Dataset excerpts

** START **

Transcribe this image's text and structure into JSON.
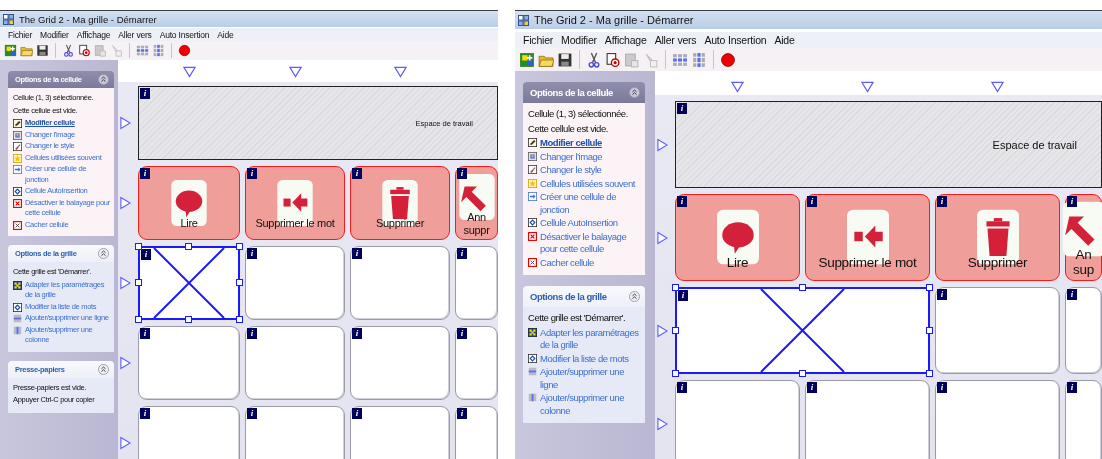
{
  "windows": [
    {
      "title": "The Grid 2 - Ma grille - Démarrer",
      "menu": [
        "Fichier",
        "Modifier",
        "Affichage",
        "Aller vers",
        "Auto Insertion",
        "Aide"
      ],
      "toolbar": [
        [
          {
            "kind": "new",
            "disabled": false
          },
          {
            "kind": "open",
            "disabled": false
          },
          {
            "kind": "save",
            "disabled": false
          }
        ],
        [
          {
            "kind": "cut",
            "disabled": false
          },
          {
            "kind": "copy",
            "disabled": false
          },
          {
            "kind": "paste",
            "disabled": true
          },
          {
            "kind": "paste-special",
            "disabled": true
          }
        ],
        [
          {
            "kind": "rows",
            "disabled": false
          },
          {
            "kind": "columns",
            "disabled": false
          }
        ],
        [
          {
            "kind": "record",
            "disabled": false
          }
        ]
      ],
      "panels": [
        {
          "title": "Options de la cellule",
          "highlighted": true,
          "lines": [
            {
              "kind": "text",
              "text": "Cellule (1, 3) sélectionnée."
            },
            {
              "kind": "text",
              "text": "Cette cellule est vide."
            },
            {
              "kind": "pencil",
              "text": "Modifier cellule",
              "bold": true
            },
            {
              "kind": "picture",
              "text": "Changer l'image",
              "bold": false
            },
            {
              "kind": "brush",
              "text": "Changer le style",
              "bold": false
            },
            {
              "kind": "star",
              "text": "Cellules utilisées souvent",
              "bold": false
            },
            {
              "kind": "arrow",
              "text": "Créer une cellule de jonction",
              "bold": false
            },
            {
              "kind": "diamond",
              "text": "Cellule AutoInsertion",
              "bold": false
            },
            {
              "kind": "cross-red",
              "text": "Désactiver le balayage pour cette cellule",
              "bold": false
            },
            {
              "kind": "cross-grey",
              "text": "Cacher cellule",
              "bold": false
            }
          ]
        },
        {
          "title": "Options de la grille",
          "highlighted": false,
          "lines": [
            {
              "kind": "text",
              "text": "Cette grille est 'Démarrer'."
            },
            {
              "kind": "checker",
              "text": "Adapter les paramétrages de la grille",
              "bold": false
            },
            {
              "kind": "diamond",
              "text": "Modifier la liste de mots",
              "bold": false
            },
            {
              "kind": "grid-row",
              "text": "Ajouter/supprimer une ligne",
              "bold": false
            },
            {
              "kind": "grid-col",
              "text": "Ajouter/supprimer une colonne",
              "bold": false
            }
          ]
        },
        {
          "title": "Presse-papiers",
          "highlighted": false,
          "lines": [
            {
              "kind": "text",
              "text": "Presse-papiers est vide."
            },
            {
              "kind": "text",
              "text": "Appuyer Ctrl-C pour copier"
            }
          ]
        }
      ],
      "workspace": {
        "badge": "i",
        "label": "Espace de travail"
      },
      "rows": [
        {
          "cells": [
            {
              "kind": "speech",
              "label": "Lire",
              "badge": "i",
              "selected": false,
              "wide": false
            },
            {
              "kind": "backspace",
              "label": "Supprimer le mot",
              "badge": "i",
              "selected": false,
              "wide": false
            },
            {
              "kind": "trash",
              "label": "Supprimer",
              "badge": "i",
              "selected": false,
              "wide": false
            },
            {
              "kind": "undo",
              "label": "Ann\nsuppr",
              "badge": "i",
              "selected": false,
              "wide": false
            }
          ]
        },
        {
          "cells": [
            {
              "kind": "blank",
              "badge": "i",
              "selected": true,
              "wide": false
            },
            {
              "kind": "blank",
              "badge": "i",
              "selected": false,
              "wide": false
            },
            {
              "kind": "blank",
              "badge": "i",
              "selected": false,
              "wide": false
            },
            {
              "kind": "blank",
              "badge": "i",
              "selected": false,
              "wide": false
            }
          ]
        },
        {
          "cells": [
            {
              "kind": "blank",
              "badge": "i",
              "selected": false,
              "wide": false
            },
            {
              "kind": "blank",
              "badge": "i",
              "selected": false,
              "wide": false
            },
            {
              "kind": "blank",
              "badge": "i",
              "selected": false,
              "wide": false
            },
            {
              "kind": "blank",
              "badge": "i",
              "selected": false,
              "wide": false
            }
          ]
        },
        {
          "cells": [
            {
              "kind": "blank",
              "badge": "i",
              "selected": false,
              "wide": false
            },
            {
              "kind": "blank",
              "badge": "i",
              "selected": false,
              "wide": false
            },
            {
              "kind": "blank",
              "badge": "i",
              "selected": false,
              "wide": false
            },
            {
              "kind": "blank",
              "badge": "i",
              "selected": false,
              "wide": false
            }
          ]
        }
      ]
    },
    {
      "title": "The Grid 2 - Ma grille - Démarrer",
      "menu": [
        "Fichier",
        "Modifier",
        "Affichage",
        "Aller vers",
        "Auto Insertion",
        "Aide"
      ],
      "toolbar": [
        [
          {
            "kind": "new",
            "disabled": false
          },
          {
            "kind": "open",
            "disabled": false
          },
          {
            "kind": "save",
            "disabled": false
          }
        ],
        [
          {
            "kind": "cut",
            "disabled": false
          },
          {
            "kind": "copy",
            "disabled": false
          },
          {
            "kind": "paste",
            "disabled": true
          },
          {
            "kind": "paste-special",
            "disabled": true
          }
        ],
        [
          {
            "kind": "rows",
            "disabled": false
          },
          {
            "kind": "columns",
            "disabled": false
          }
        ],
        [
          {
            "kind": "record",
            "disabled": false
          }
        ]
      ],
      "panels": [
        {
          "title": "Options de la cellule",
          "highlighted": true,
          "lines": [
            {
              "kind": "text",
              "text": "Cellule (1, 3) sélectionnée."
            },
            {
              "kind": "text",
              "text": "Cette cellule est vide."
            },
            {
              "kind": "pencil",
              "text": "Modifier cellule",
              "bold": true
            },
            {
              "kind": "picture",
              "text": "Changer l'image",
              "bold": false
            },
            {
              "kind": "brush",
              "text": "Changer le style",
              "bold": false
            },
            {
              "kind": "star",
              "text": "Cellules utilisées souvent",
              "bold": false
            },
            {
              "kind": "arrow",
              "text": "Créer une cellule de jonction",
              "bold": false
            },
            {
              "kind": "diamond",
              "text": "Cellule AutoInsertion",
              "bold": false
            },
            {
              "kind": "cross-red",
              "text": "Désactiver le balayage pour cette cellule",
              "bold": false
            },
            {
              "kind": "cross-grey",
              "text": "Cacher cellule",
              "bold": false
            }
          ]
        },
        {
          "title": "Options de la grille",
          "highlighted": false,
          "lines": [
            {
              "kind": "text",
              "text": "Cette grille est 'Démarrer'."
            },
            {
              "kind": "checker",
              "text": "Adapter les paramétrages de la grille",
              "bold": false
            },
            {
              "kind": "diamond",
              "text": "Modifier la liste de mots",
              "bold": false
            },
            {
              "kind": "grid-row",
              "text": "Ajouter/supprimer une ligne",
              "bold": false
            },
            {
              "kind": "grid-col",
              "text": "Ajouter/supprimer une colonne",
              "bold": false
            }
          ]
        }
      ],
      "workspace": {
        "badge": "i",
        "label": "Espace de travail"
      },
      "rows": [
        {
          "cells": [
            {
              "kind": "speech",
              "label": "Lire",
              "badge": "i",
              "selected": false,
              "wide": false
            },
            {
              "kind": "backspace",
              "label": "Supprimer le mot",
              "badge": "i",
              "selected": false,
              "wide": false
            },
            {
              "kind": "trash",
              "label": "Supprimer",
              "badge": "i",
              "selected": false,
              "wide": false
            },
            {
              "kind": "undo",
              "label": "An\nsup",
              "badge": "i",
              "selected": false,
              "wide": false
            }
          ]
        },
        {
          "cells": [
            {
              "kind": "blank",
              "badge": "i",
              "selected": true,
              "wide": true
            },
            "",
            {
              "kind": "blank",
              "badge": "i",
              "selected": false,
              "wide": false
            },
            {
              "kind": "blank",
              "badge": "i",
              "selected": false,
              "wide": false
            }
          ]
        },
        {
          "cells": [
            {
              "kind": "blank",
              "badge": "i",
              "selected": false,
              "wide": false
            },
            {
              "kind": "blank",
              "badge": "i",
              "selected": false,
              "wide": false
            },
            {
              "kind": "blank",
              "badge": "i",
              "selected": false,
              "wide": false
            },
            {
              "kind": "blank",
              "badge": "i",
              "selected": false,
              "wide": false
            }
          ]
        }
      ]
    }
  ]
}
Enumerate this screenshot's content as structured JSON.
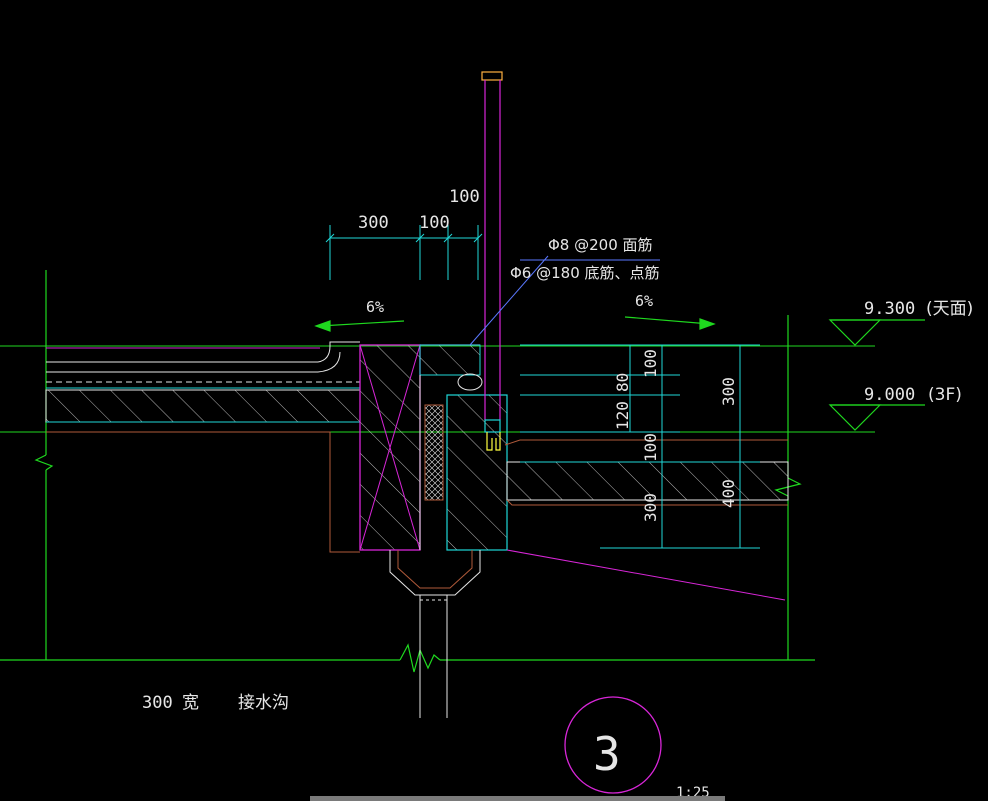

** END **

TASK DIRECTIONS
In the listing, find all lines with the string "this" and copy them.

CORRECT RESULT
Transcribe this image's text and structure into JSON.
Enumerate this screenshot's content as structured JSON.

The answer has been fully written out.